■ REQUIRED TASK
Pull out every line containing the string "Högre".

=-=-=-=-=

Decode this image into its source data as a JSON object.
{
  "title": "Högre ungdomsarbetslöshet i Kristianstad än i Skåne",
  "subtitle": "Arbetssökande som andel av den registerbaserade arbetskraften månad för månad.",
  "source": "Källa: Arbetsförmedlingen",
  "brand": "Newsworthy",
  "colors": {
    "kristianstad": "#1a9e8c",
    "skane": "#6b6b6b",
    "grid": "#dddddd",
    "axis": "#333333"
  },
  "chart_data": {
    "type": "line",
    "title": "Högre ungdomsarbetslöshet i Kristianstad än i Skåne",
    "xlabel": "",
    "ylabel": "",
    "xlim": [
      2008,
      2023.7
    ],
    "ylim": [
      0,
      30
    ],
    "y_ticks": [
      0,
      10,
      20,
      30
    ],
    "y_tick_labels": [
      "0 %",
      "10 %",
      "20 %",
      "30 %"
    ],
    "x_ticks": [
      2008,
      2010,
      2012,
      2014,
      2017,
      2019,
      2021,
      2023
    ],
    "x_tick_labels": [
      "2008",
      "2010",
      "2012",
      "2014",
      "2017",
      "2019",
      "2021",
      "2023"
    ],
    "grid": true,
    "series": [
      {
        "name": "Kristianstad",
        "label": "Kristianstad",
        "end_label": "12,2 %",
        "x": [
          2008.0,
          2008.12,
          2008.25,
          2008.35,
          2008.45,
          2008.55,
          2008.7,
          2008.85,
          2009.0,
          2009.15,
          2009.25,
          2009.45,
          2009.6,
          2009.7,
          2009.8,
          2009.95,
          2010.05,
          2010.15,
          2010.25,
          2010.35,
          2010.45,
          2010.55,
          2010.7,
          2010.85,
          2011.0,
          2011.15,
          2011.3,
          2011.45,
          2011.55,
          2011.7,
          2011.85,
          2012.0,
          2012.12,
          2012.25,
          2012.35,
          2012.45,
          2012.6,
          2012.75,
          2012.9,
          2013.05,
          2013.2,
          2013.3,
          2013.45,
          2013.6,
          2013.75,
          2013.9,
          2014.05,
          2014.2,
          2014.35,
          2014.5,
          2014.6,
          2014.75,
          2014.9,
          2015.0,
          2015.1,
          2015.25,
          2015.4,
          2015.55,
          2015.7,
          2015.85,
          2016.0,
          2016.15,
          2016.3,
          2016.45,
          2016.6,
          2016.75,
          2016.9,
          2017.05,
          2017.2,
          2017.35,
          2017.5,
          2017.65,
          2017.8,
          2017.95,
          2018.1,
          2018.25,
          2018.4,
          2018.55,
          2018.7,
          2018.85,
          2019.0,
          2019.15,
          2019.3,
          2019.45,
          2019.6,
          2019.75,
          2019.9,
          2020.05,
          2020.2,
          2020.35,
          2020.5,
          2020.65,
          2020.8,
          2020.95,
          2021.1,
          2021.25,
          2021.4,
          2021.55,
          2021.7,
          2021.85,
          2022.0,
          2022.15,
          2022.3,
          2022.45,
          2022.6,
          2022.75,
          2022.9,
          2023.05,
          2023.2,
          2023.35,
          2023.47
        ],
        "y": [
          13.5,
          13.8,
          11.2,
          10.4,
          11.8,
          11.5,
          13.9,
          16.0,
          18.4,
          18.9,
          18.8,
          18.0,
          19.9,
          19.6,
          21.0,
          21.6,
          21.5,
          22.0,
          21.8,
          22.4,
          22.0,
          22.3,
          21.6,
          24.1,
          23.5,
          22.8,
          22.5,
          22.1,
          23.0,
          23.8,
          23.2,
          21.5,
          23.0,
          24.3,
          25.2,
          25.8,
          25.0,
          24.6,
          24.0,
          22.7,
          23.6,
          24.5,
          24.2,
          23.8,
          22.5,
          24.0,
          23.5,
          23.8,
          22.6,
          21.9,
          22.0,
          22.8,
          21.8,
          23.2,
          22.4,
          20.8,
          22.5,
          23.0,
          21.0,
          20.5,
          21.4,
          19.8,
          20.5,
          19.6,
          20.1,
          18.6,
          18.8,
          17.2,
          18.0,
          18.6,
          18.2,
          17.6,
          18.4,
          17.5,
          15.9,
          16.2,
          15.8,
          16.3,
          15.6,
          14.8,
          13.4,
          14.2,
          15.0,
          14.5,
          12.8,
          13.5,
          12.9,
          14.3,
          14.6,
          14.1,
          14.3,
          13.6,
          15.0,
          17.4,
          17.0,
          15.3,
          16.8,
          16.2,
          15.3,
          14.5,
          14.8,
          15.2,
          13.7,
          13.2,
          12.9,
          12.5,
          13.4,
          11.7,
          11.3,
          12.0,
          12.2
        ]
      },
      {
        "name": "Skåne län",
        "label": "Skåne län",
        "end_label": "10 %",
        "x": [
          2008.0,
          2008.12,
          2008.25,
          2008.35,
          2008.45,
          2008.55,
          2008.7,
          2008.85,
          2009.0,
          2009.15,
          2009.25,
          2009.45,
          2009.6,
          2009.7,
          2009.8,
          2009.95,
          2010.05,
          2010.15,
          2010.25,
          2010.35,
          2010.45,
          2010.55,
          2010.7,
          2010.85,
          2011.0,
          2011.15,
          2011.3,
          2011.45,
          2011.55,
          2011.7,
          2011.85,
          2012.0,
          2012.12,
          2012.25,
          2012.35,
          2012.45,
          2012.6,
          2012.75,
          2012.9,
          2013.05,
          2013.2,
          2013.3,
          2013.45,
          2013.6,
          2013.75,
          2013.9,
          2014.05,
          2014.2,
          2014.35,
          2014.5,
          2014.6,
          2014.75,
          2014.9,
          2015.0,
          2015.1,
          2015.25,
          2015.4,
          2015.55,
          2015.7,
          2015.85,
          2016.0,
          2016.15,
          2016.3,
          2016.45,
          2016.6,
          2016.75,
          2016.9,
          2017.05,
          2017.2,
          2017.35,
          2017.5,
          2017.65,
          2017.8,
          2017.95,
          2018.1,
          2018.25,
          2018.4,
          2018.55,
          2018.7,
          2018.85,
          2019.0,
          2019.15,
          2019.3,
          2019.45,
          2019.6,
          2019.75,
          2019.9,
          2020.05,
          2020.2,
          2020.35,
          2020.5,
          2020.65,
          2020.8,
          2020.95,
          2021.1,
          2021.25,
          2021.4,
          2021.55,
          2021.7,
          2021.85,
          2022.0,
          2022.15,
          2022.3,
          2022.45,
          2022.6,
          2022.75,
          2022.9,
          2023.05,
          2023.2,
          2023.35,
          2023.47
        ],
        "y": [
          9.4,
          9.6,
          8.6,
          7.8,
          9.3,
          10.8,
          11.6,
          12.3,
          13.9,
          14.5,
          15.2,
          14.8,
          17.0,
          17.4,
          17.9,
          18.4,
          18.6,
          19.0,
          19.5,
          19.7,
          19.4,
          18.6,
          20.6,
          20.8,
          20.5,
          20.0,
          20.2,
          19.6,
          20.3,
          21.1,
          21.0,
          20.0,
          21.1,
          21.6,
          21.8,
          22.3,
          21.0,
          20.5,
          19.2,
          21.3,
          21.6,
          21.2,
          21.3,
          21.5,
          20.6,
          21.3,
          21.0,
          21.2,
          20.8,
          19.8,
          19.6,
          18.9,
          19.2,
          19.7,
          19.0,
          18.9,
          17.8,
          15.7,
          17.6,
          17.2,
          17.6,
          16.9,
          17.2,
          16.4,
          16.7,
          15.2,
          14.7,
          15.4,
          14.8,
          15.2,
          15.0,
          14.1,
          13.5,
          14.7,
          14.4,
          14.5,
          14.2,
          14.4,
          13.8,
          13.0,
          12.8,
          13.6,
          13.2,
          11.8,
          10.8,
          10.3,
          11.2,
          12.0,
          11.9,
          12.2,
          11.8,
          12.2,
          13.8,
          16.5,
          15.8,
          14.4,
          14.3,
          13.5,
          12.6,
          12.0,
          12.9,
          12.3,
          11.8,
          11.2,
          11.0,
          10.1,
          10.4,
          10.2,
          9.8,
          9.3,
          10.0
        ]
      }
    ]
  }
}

=-=-=-=-=

■ SOLUTION FOR THIS PROBLEM
  "title": "Högre ungdomsarbetslöshet i Kristianstad än i Skåne",
    "title": "Högre ungdomsarbetslöshet i Kristianstad än i Skåne",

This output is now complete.